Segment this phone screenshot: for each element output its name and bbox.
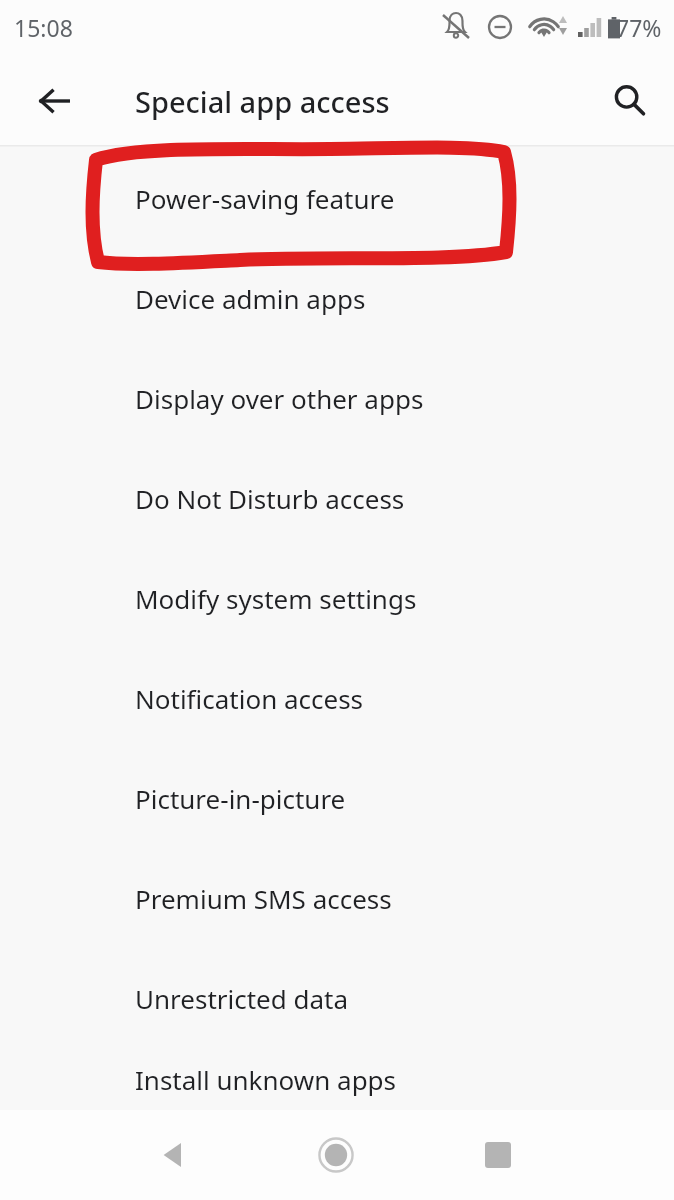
button[interactable]: Power-saving feature — [0, 148, 674, 248]
button[interactable]: Search — [596, 67, 664, 135]
button[interactable]: Picture-in-picture — [0, 748, 674, 848]
button[interactable]: Back — [141, 1121, 209, 1189]
staticText: Special app access — [135, 82, 390, 121]
button[interactable]: Do Not Disturb access — [0, 448, 674, 548]
button[interactable]: Display over other apps — [0, 348, 674, 448]
staticText: Device admin apps — [135, 281, 366, 316]
button[interactable]: Modify system settings — [0, 548, 674, 648]
staticText: Picture-in-picture — [135, 781, 346, 816]
staticText: Install unknown apps — [135, 1062, 397, 1097]
button[interactable]: Premium SMS access — [0, 848, 674, 948]
button[interactable]: Device admin apps — [0, 248, 674, 348]
button[interactable]: Unrestricted data — [0, 948, 674, 1048]
staticText: Display over other apps — [135, 381, 424, 416]
button[interactable]: Home — [302, 1121, 370, 1189]
staticText: Do Not Disturb access — [135, 481, 405, 516]
staticText: Unrestricted data — [135, 981, 349, 1016]
staticText: Notification access — [135, 681, 364, 716]
staticText: Premium SMS access — [135, 881, 392, 916]
staticText: Power-saving feature — [135, 181, 395, 216]
button[interactable]: Back — [20, 67, 88, 135]
staticText: Modify system settings — [135, 581, 417, 616]
button[interactable]: Notification access — [0, 648, 674, 748]
button[interactable]: Recent apps — [464, 1121, 532, 1189]
button[interactable]: Install unknown apps — [0, 1048, 674, 1110]
staticText: 15:08 — [14, 12, 73, 43]
staticText: 77% — [616, 12, 662, 43]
· · · ·
**Directions for this task:**
Collect every line of the records above that contains the word "access", and copy each one.

**Correct answer:**
staticText: Special app access — [135, 82, 390, 121]
button[interactable]: Do Not Disturb access — [0, 448, 674, 548]
button[interactable]: Premium SMS access — [0, 848, 674, 948]
staticText: Do Not Disturb access — [135, 481, 405, 516]
staticText: Notification access — [135, 681, 364, 716]
staticText: Premium SMS access — [135, 881, 392, 916]
button[interactable]: Notification access — [0, 648, 674, 748]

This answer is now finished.